(Extracted records)
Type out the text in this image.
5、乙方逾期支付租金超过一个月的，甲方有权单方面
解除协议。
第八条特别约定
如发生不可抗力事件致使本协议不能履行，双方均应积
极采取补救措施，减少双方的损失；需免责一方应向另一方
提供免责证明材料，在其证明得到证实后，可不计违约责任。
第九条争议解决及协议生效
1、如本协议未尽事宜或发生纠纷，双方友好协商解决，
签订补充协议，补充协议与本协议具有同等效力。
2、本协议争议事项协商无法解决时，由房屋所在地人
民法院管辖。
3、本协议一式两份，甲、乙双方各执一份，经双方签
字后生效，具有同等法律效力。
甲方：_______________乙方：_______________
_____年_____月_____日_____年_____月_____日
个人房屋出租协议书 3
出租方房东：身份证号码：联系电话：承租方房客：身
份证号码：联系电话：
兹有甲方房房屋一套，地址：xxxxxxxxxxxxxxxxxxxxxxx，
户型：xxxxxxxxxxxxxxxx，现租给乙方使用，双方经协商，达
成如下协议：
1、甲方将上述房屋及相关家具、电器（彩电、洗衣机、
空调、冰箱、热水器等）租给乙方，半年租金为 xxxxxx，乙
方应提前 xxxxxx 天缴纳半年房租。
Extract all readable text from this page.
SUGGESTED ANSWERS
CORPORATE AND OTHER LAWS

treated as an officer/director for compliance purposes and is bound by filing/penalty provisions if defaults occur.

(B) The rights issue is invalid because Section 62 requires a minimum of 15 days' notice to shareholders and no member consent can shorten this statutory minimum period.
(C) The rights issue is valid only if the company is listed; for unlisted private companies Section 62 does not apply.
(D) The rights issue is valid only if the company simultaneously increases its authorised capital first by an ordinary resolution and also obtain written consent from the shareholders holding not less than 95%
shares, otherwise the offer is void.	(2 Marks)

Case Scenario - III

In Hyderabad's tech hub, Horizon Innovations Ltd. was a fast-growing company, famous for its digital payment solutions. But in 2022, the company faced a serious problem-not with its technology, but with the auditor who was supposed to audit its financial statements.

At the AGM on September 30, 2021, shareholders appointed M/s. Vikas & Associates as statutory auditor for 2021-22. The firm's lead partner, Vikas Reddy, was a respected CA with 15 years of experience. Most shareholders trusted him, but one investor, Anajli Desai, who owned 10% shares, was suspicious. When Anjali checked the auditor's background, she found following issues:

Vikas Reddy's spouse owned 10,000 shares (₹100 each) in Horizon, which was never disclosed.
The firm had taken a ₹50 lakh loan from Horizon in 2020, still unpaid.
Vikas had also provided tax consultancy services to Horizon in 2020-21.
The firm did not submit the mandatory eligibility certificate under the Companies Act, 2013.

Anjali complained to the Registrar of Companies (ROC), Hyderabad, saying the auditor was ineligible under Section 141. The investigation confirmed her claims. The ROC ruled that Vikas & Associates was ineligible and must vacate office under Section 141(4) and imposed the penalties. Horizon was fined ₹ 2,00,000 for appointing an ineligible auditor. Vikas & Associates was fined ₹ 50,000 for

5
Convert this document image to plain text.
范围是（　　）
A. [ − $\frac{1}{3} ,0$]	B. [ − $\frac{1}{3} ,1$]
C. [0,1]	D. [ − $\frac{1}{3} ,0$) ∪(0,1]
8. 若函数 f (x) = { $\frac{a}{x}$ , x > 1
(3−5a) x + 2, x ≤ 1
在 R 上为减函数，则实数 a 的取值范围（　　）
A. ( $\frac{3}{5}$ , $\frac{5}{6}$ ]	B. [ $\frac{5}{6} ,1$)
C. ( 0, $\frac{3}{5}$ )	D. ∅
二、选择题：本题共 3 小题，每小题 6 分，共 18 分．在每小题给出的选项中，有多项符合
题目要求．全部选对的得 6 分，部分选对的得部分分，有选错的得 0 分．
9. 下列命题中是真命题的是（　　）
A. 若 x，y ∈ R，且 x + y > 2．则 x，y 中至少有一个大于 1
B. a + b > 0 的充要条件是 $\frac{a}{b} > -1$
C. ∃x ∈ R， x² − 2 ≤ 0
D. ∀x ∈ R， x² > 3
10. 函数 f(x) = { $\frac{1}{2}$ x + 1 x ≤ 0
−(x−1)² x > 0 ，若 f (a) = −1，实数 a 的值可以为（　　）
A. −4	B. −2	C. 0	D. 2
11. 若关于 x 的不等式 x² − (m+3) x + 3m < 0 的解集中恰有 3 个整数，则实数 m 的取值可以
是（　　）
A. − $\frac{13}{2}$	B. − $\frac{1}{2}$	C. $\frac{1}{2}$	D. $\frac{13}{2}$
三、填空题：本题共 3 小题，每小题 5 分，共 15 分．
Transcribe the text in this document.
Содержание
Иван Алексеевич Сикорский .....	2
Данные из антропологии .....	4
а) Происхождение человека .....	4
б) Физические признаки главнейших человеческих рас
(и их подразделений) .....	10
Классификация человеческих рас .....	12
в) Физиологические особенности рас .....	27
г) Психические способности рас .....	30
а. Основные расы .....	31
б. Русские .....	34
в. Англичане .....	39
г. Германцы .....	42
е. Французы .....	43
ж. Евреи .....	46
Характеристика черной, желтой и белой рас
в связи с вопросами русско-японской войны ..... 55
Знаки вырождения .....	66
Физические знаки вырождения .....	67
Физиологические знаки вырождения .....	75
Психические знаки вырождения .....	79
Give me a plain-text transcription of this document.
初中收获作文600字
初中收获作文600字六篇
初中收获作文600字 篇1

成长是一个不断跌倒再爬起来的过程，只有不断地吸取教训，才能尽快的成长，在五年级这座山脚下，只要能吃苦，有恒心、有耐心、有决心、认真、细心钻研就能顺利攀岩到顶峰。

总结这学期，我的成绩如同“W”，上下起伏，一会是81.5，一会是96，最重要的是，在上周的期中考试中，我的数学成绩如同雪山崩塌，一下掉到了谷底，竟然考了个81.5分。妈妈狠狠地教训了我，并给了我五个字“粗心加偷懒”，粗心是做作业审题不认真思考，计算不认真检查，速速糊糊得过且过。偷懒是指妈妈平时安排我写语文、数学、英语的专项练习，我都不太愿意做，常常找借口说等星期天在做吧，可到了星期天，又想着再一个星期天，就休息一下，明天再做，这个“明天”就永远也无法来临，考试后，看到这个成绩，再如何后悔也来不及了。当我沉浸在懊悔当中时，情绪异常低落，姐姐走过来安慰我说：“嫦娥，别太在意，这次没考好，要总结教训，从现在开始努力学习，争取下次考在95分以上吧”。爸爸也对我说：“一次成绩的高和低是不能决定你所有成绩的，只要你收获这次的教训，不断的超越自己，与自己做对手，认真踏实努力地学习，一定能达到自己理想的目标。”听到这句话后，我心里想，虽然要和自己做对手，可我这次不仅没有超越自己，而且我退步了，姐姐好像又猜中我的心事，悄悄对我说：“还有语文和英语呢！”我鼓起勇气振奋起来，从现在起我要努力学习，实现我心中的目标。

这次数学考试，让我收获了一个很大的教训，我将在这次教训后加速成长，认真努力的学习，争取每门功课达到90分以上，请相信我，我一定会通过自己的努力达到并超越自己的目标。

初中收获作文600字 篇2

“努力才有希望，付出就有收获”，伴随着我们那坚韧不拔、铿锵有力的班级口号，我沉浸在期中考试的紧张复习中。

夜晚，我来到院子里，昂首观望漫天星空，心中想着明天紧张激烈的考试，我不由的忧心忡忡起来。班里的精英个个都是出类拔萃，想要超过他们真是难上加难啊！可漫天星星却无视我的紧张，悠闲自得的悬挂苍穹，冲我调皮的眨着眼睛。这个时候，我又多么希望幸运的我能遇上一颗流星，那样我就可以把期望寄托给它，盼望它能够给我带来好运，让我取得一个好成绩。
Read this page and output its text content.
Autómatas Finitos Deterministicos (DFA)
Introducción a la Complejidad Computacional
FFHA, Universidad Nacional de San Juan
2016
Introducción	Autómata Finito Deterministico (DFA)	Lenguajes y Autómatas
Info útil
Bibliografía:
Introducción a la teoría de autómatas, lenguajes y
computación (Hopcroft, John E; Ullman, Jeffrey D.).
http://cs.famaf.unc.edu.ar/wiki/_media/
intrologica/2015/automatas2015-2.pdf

■ REQUIREMENT:
Work out how many lines in the records above contain the word "auditor", and reply with that number alone.

■ ANSWER BELOW:
3